EXERCISE TASK: Find each line with the word "JSON" and copy it.

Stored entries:
_ _ _

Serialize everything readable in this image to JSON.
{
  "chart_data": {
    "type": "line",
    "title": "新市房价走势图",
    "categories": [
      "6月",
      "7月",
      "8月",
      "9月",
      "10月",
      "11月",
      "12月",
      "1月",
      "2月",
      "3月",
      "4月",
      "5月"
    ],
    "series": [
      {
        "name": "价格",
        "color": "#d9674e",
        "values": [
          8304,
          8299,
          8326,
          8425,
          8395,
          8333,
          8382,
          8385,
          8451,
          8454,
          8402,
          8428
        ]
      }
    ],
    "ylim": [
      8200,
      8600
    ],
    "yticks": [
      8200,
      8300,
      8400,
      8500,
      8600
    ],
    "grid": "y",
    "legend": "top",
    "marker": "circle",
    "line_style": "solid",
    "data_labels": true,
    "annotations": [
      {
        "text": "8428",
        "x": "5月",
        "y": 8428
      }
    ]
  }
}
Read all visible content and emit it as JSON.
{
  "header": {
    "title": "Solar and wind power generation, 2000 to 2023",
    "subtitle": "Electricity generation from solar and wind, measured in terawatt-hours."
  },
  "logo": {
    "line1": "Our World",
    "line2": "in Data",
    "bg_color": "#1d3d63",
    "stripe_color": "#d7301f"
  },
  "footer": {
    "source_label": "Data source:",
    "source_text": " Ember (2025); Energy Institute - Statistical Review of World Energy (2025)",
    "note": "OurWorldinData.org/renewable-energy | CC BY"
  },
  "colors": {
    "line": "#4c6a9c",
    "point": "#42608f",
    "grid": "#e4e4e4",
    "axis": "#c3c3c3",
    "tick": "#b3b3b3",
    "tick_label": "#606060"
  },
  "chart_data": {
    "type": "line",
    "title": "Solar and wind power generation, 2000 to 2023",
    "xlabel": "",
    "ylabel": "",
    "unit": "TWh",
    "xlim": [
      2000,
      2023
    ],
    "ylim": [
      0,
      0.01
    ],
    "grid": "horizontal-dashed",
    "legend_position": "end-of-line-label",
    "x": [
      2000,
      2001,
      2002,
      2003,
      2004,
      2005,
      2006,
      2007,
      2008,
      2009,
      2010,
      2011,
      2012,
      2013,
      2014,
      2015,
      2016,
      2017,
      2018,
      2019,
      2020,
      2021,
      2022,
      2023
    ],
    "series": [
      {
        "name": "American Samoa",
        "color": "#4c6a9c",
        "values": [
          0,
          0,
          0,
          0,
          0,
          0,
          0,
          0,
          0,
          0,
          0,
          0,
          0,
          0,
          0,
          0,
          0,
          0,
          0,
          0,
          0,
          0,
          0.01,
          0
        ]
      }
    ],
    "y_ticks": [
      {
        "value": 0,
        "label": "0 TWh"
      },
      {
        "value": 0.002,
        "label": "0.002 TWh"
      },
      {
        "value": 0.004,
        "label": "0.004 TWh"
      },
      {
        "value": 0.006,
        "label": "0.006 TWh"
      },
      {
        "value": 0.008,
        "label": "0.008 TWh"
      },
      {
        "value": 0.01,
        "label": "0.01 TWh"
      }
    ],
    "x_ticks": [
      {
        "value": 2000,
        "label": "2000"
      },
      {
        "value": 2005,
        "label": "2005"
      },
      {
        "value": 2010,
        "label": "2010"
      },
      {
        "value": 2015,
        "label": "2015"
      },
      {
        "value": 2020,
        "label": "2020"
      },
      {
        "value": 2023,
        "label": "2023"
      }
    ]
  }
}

_ _ _

SOLUTION FOR THIS TASK:
Serialize everything readable in this image to JSON.
Read all visible content and emit it as JSON.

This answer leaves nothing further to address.